**TASK INPUT**.

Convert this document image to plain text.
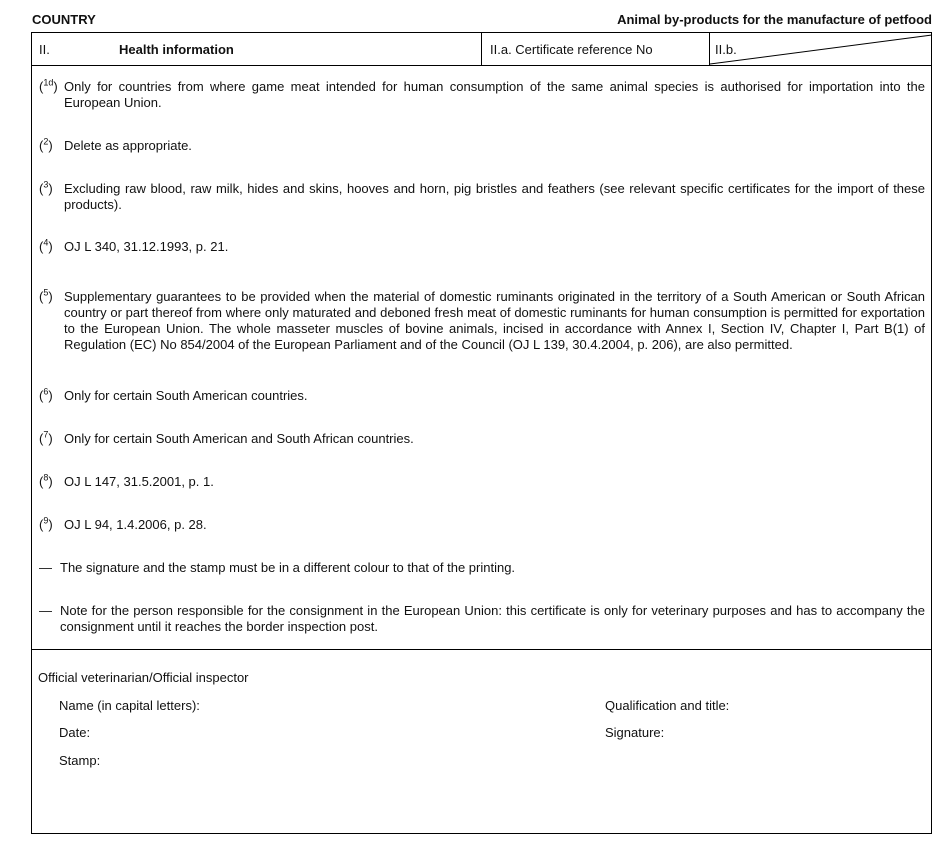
COUNTRY	Animal by-products for the manufacture of petfood
II.	Health information	II.a. Certificate reference No	II.b.
($^{1d}$) Only for countries from where game meat intended for human consumption of the same animal species is authorised for importation into the European Union.
($^2$) Delete as appropriate.
($^3$) Excluding raw blood, raw milk, hides and skins, hooves and horn, pig bristles and feathers (see relevant specific certificates for the import of these products).
($^4$) OJ L 340, 31.12.1993, p. 21.
($^5$) Supplementary guarantees to be provided when the material of domestic ruminants originated in the territory of a South American or South African country or part thereof from where only maturated and deboned fresh meat of domestic ruminants for human consumption is permitted for exportation to the European Union. The whole masseter muscles of bovine animals, incised in accordance with Annex I, Section IV, Chapter I, Part B(1) of Regulation (EC) No 854/2004 of the European Parliament and of the Council (OJ L 139, 30.4.2004, p. 206), are also permitted.
($^6$) Only for certain South American countries.
($^7$) Only for certain South American and South African countries.
($^8$) OJ L 147, 31.5.2001, p. 1.
($^9$) OJ L 94, 1.4.2006, p. 28.
— The signature and the stamp must be in a different colour to that of the printing.
— Note for the person responsible for the consignment in the European Union: this certificate is only for veterinary purposes and has to accompany the consignment until it reaches the border inspection post.
Official veterinarian/Official inspector
Name (in capital letters):	Qualification and title:
Date:	Signature:
Stamp:
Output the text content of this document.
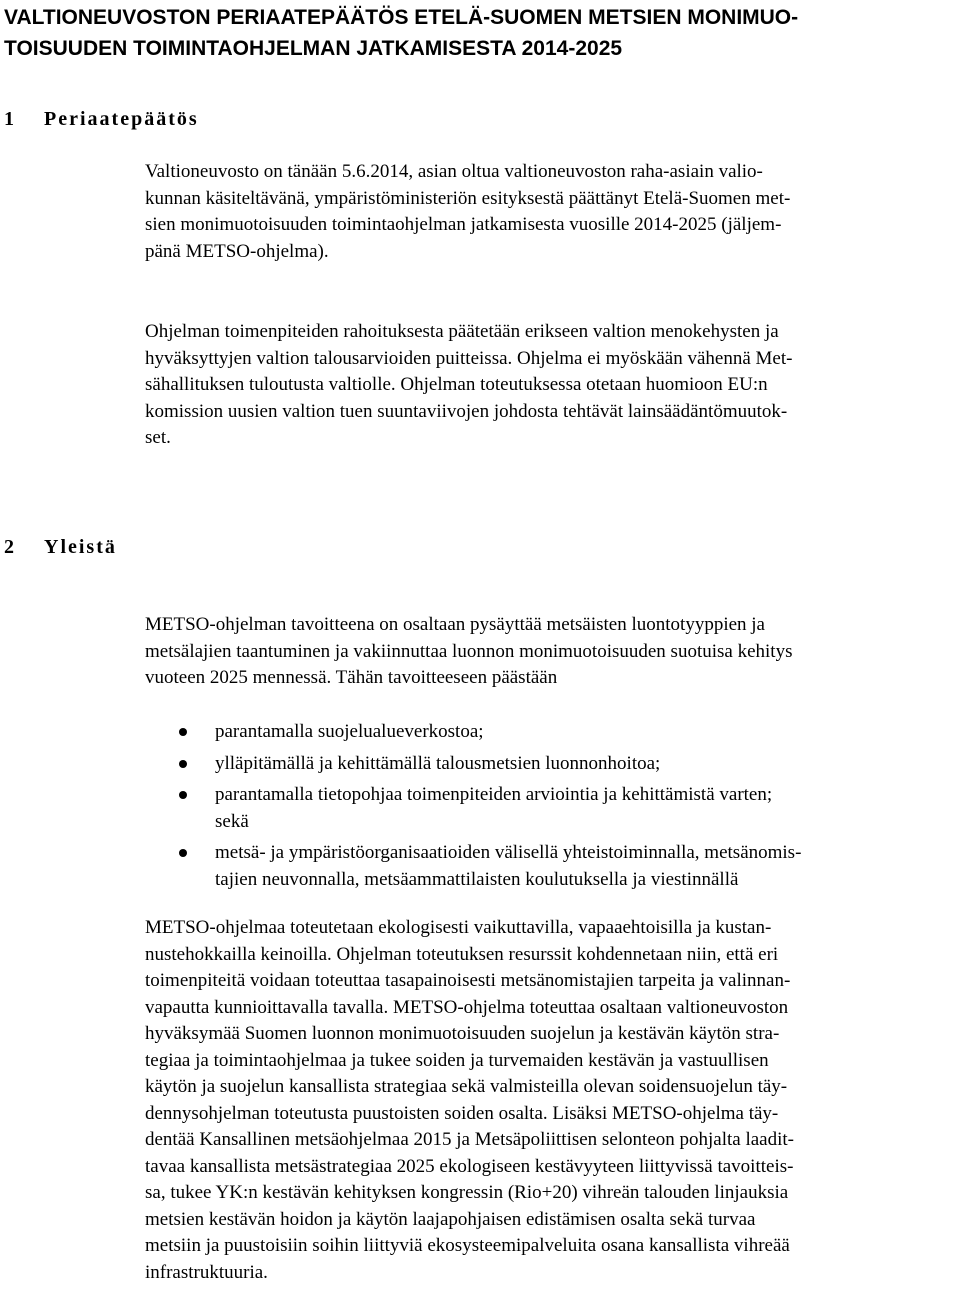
VALTIONEUVOSTON PERIAATEPÄÄTÖS ETELÄ-SUOMEN METSIEN MONIMUO-
TOISUUDEN TOIMINTAOHJELMAN JATKAMISESTA 2014-2025
1 Periaatepäätös

Valtioneuvosto on tänään 5.6.2014, asian oltua valtioneuvoston raha-asiain valio-
kunnan käsiteltävänä, ympäristöministeriön esityksestä päättänyt Etelä-Suomen met-
sien monimuotoisuuden toimintaohjelman jatkamisesta vuosille 2014-2025 (jäljem-
pänä METSO-ohjelma).

Ohjelman toimenpiteiden rahoituksesta päätetään erikseen valtion menokehysten ja
hyväksyttyjen valtion talousarvioiden puitteissa. Ohjelma ei myöskään vähennä Met-
sähallituksen tuloutusta valtiolle. Ohjelman toteutuksessa otetaan huomioon EU:n
komission uusien valtion tuen suuntaviivojen johdosta tehtävät lainsäädäntömuutok-
set.

2 Yleistä

METSO-ohjelman tavoitteena on osaltaan pysäyttää metsäisten luontotyyppien ja
metsälajien taantuminen ja vakiinnuttaa luonnon monimuotoisuuden suotuisa kehitys
vuoteen 2025 mennessä. Tähän tavoitteeseen päästään

parantamalla suojelualueverkostoa;
ylläpitämällä ja kehittämällä talousmetsien luonnonhoitoa;
parantamalla tietopohjaa toimenpiteiden arviointia ja kehittämistä varten;
sekä
metsä- ja ympäristöorganisaatioiden välisellä yhteistoiminnalla, metsänomis-
tajien neuvonnalla, metsäammattilaisten koulutuksella ja viestinnällä

METSO-ohjelmaa toteutetaan ekologisesti vaikuttavilla, vapaaehtoisilla ja kustan-
nustehokkailla keinoilla. Ohjelman toteutuksen resurssit kohdennetaan niin, että eri
toimenpiteitä voidaan toteuttaa tasapainoisesti metsänomistajien tarpeita ja valinnan-
vapautta kunnioittavalla tavalla. METSO-ohjelma toteuttaa osaltaan valtioneuvoston
hyväksymää Suomen luonnon monimuotoisuuden suojelun ja kestävän käytön stra-
tegiaa ja toimintaohjelmaa ja tukee soiden ja turvemaiden kestävän ja vastuullisen
käytön ja suojelun kansallista strategiaa sekä valmisteilla olevan soidensuojelun täy-
dennysohjelman toteutusta puustoisten soiden osalta. Lisäksi METSO-ohjelma täy-
dentää Kansallinen metsäohjelmaa 2015 ja Metsäpoliittisen selonteon pohjalta laadit-
tavaa kansallista metsästrategiaa 2025 ekologiseen kestävyyteen liittyvissä tavoitteis-
sa, tukee YK:n kestävän kehityksen kongressin (Rio+20) vihreän talouden linjauksia
metsien kestävän hoidon ja käytön laajapohjaisen edistämisen osalta sekä turvaa
metsiin ja puustoisiin soihin liittyviä ekosysteemipalveluita osana kansallista vihreää
infrastruktuuria.
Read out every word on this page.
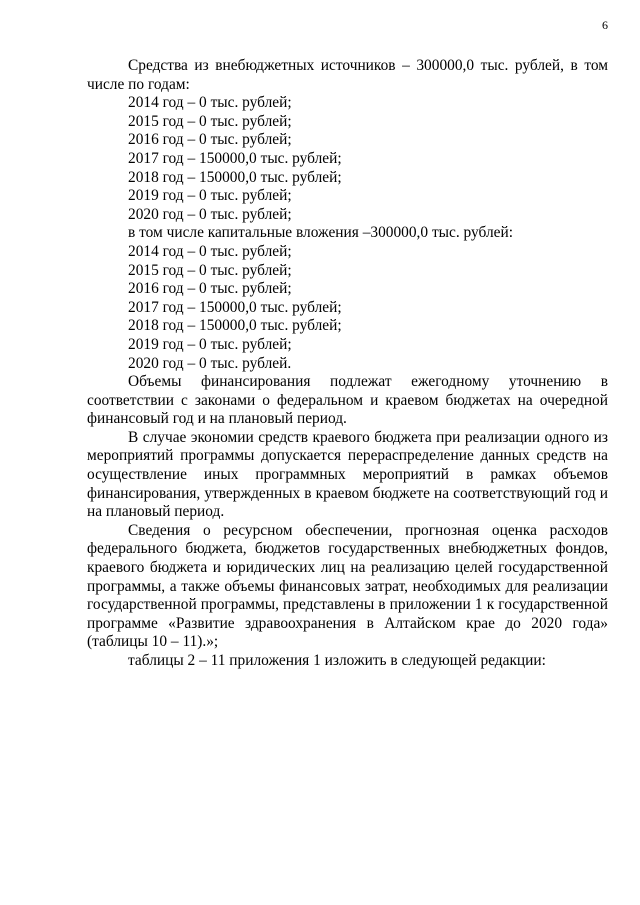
6

Средства из внебюджетных источников – 300000,0 тыс. рублей, в том числе по годам:

2014 год – 0 тыс. рублей;
2015 год – 0 тыс. рублей;
2016 год – 0 тыс. рублей;
2017 год – 150000,0 тыс. рублей;
2018 год – 150000,0 тыс. рублей;
2019 год – 0 тыс. рублей;
2020 год – 0 тыс. рублей;
в том числе капитальные вложения –300000,0 тыс. рублей:
2014 год – 0 тыс. рублей;
2015 год – 0 тыс. рублей;
2016 год – 0 тыс. рублей;
2017 год – 150000,0 тыс. рублей;
2018 год – 150000,0 тыс. рублей;
2019 год – 0 тыс. рублей;
2020 год – 0 тыс. рублей.

Объемы финансирования подлежат ежегодному уточнению в соответствии с законами о федеральном и краевом бюджетах на очередной финансовый год и на плановый период.

В случае экономии средств краевого бюджета при реализации одного из мероприятий программы допускается перераспределение данных средств на осуществление иных программных мероприятий в рамках объемов финансирования, утвержденных в краевом бюджете на соответствующий год и на плановый период.

Сведения о ресурсном обеспечении, прогнозная оценка расходов федерального бюджета, бюджетов государственных внебюджетных фондов, краевого бюджета и юридических лиц на реализацию целей государственной программы, а также объемы финансовых затрат, необходимых для реализации государственной программы, представлены в приложении 1 к государственной программе «Развитие здравоохранения в Алтайском крае до 2020 года» (таблицы 10 – 11).»;

таблицы 2 – 11 приложения 1 изложить в следующей редакции:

**PROBLEM TO WORK ON**. Set down every entry word for word, but omit the pictures.

**THE OUTPUT**.
Convert this document image to plain text.
COUNTRY	Animal by-products for the manufacture of petfood
II.	Health information	II.a. Certificate reference No	II.b.
($^{1d}$) Only for countries from where game meat intended for human consumption of the same animal species is authorised for importation into the European Union.
($^2$) Delete as appropriate.
($^3$) Excluding raw blood, raw milk, hides and skins, hooves and horn, pig bristles and feathers (see relevant specific certificates for the import of these products).
($^4$) OJ L 340, 31.12.1993, p. 21.
($^5$) Supplementary guarantees to be provided when the material of domestic ruminants originated in the territory of a South American or South African country or part thereof from where only maturated and deboned fresh meat of domestic ruminants for human consumption is permitted for exportation to the European Union. The whole masseter muscles of bovine animals, incised in accordance with Annex I, Section IV, Chapter I, Part B(1) of Regulation (EC) No 854/2004 of the European Parliament and of the Council (OJ L 139, 30.4.2004, p. 206), are also permitted.
($^6$) Only for certain South American countries.
($^7$) Only for certain South American and South African countries.
($^8$) OJ L 147, 31.5.2001, p. 1.
($^9$) OJ L 94, 1.4.2006, p. 28.
— The signature and the stamp must be in a different colour to that of the printing.
— Note for the person responsible for the consignment in the European Union: this certificate is only for veterinary purposes and has to accompany the consignment until it reaches the border inspection post.
Official veterinarian/Official inspector
Name (in capital letters):	Qualification and title:
Date:	Signature:
Stamp:
Output the text content of this document.
VALTIONEUVOSTON PERIAATEPÄÄTÖS ETELÄ-SUOMEN METSIEN MONIMUO-
TOISUUDEN TOIMINTAOHJELMAN JATKAMISESTA 2014-2025
1 Periaatepäätös

Valtioneuvosto on tänään 5.6.2014, asian oltua valtioneuvoston raha-asiain valio-
kunnan käsiteltävänä, ympäristöministeriön esityksestä päättänyt Etelä-Suomen met-
sien monimuotoisuuden toimintaohjelman jatkamisesta vuosille 2014-2025 (jäljem-
pänä METSO-ohjelma).

Ohjelman toimenpiteiden rahoituksesta päätetään erikseen valtion menokehysten ja
hyväksyttyjen valtion talousarvioiden puitteissa. Ohjelma ei myöskään vähennä Met-
sähallituksen tuloutusta valtiolle. Ohjelman toteutuksessa otetaan huomioon EU:n
komission uusien valtion tuen suuntaviivojen johdosta tehtävät lainsäädäntömuutok-
set.

2 Yleistä

METSO-ohjelman tavoitteena on osaltaan pysäyttää metsäisten luontotyyppien ja
metsälajien taantuminen ja vakiinnuttaa luonnon monimuotoisuuden suotuisa kehitys
vuoteen 2025 mennessä. Tähän tavoitteeseen päästään

parantamalla suojelualueverkostoa;
ylläpitämällä ja kehittämällä talousmetsien luonnonhoitoa;
parantamalla tietopohjaa toimenpiteiden arviointia ja kehittämistä varten;
sekä
metsä- ja ympäristöorganisaatioiden välisellä yhteistoiminnalla, metsänomis-
tajien neuvonnalla, metsäammattilaisten koulutuksella ja viestinnällä

METSO-ohjelmaa toteutetaan ekologisesti vaikuttavilla, vapaaehtoisilla ja kustan-
nustehokkailla keinoilla. Ohjelman toteutuksen resurssit kohdennetaan niin, että eri
toimenpiteitä voidaan toteuttaa tasapainoisesti metsänomistajien tarpeita ja valinnan-
vapautta kunnioittavalla tavalla. METSO-ohjelma toteuttaa osaltaan valtioneuvoston
hyväksymää Suomen luonnon monimuotoisuuden suojelun ja kestävän käytön stra-
tegiaa ja toimintaohjelmaa ja tukee soiden ja turvemaiden kestävän ja vastuullisen
käytön ja suojelun kansallista strategiaa sekä valmisteilla olevan soidensuojelun täy-
dennysohjelman toteutusta puustoisten soiden osalta. Lisäksi METSO-ohjelma täy-
dentää Kansallinen metsäohjelmaa 2015 ja Metsäpoliittisen selonteon pohjalta laadit-
tavaa kansallista metsästrategiaa 2025 ekologiseen kestävyyteen liittyvissä tavoitteis-
sa, tukee YK:n kestävän kehityksen kongressin (Rio+20) vihreän talouden linjauksia
metsien kestävän hoidon ja käytön laajapohjaisen edistämisen osalta sekä turvaa
metsiin ja puustoisiin soihin liittyviä ekosysteemipalveluita osana kansallista vihreää
infrastruktuuria.
Read out every word on this page.
6

Средства из внебюджетных источников – 300000,0 тыс. рублей, в том числе по годам:

2014 год – 0 тыс. рублей;
2015 год – 0 тыс. рублей;
2016 год – 0 тыс. рублей;
2017 год – 150000,0 тыс. рублей;
2018 год – 150000,0 тыс. рублей;
2019 год – 0 тыс. рублей;
2020 год – 0 тыс. рублей;
в том числе капитальные вложения –300000,0 тыс. рублей:
2014 год – 0 тыс. рублей;
2015 год – 0 тыс. рублей;
2016 год – 0 тыс. рублей;
2017 год – 150000,0 тыс. рублей;
2018 год – 150000,0 тыс. рублей;
2019 год – 0 тыс. рублей;
2020 год – 0 тыс. рублей.

Объемы финансирования подлежат ежегодному уточнению в соответствии с законами о федеральном и краевом бюджетах на очередной финансовый год и на плановый период.

В случае экономии средств краевого бюджета при реализации одного из мероприятий программы допускается перераспределение данных средств на осуществление иных программных мероприятий в рамках объемов финансирования, утвержденных в краевом бюджете на соответствующий год и на плановый период.

Сведения о ресурсном обеспечении, прогнозная оценка расходов федерального бюджета, бюджетов государственных внебюджетных фондов, краевого бюджета и юридических лиц на реализацию целей государственной программы, а также объемы финансовых затрат, необходимых для реализации государственной программы, представлены в приложении 1 к государственной программе «Развитие здравоохранения в Алтайском крае до 2020 года» (таблицы 10 – 11).»;

таблицы 2 – 11 приложения 1 изложить в следующей редакции:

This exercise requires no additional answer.